= EXERCISE MATERIALS =
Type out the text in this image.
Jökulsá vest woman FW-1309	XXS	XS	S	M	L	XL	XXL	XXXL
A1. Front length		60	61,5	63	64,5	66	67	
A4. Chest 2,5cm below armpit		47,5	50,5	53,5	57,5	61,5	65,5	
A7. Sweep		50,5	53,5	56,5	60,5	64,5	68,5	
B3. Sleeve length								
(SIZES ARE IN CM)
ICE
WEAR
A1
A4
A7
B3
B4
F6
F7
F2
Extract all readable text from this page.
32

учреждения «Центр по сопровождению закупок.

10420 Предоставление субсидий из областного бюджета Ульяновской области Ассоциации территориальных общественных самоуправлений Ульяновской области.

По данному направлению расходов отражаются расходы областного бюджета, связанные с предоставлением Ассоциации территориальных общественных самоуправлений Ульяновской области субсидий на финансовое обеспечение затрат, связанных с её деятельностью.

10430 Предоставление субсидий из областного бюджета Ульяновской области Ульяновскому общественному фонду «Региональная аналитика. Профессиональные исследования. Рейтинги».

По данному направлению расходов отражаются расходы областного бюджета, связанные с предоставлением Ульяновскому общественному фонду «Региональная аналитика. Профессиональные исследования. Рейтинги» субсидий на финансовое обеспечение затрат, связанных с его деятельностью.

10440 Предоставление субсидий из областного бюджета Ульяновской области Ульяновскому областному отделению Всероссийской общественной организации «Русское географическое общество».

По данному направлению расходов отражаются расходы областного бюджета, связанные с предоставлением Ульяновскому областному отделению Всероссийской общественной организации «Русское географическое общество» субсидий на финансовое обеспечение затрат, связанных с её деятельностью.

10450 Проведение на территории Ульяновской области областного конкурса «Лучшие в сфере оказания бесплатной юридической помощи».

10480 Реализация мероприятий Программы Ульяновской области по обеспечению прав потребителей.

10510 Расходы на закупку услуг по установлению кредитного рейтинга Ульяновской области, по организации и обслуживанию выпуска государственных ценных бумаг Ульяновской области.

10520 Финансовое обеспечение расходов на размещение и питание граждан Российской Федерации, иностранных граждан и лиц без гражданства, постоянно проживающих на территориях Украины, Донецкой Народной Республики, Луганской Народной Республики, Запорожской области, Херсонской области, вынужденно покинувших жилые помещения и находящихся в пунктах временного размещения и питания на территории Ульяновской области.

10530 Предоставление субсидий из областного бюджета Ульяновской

= AIM OF THE TASK =
Check each line of the entries for the string "Региональная". Copy the lines that have it.

= REPLY TO THE EXERCISE =
10430 Предоставление субсидий из областного бюджета Ульяновской области Ульяновскому общественному фонду «Региональная аналитика. Профессиональные исследования. Рейтинги».
По данному направлению расходов отражаются расходы областного бюджета, связанные с предоставлением Ульяновскому общественному фонду «Региональная аналитика. Профессиональные исследования. Рейтинги» субсидий на финансовое обеспечение затрат, связанных с его деятельностью.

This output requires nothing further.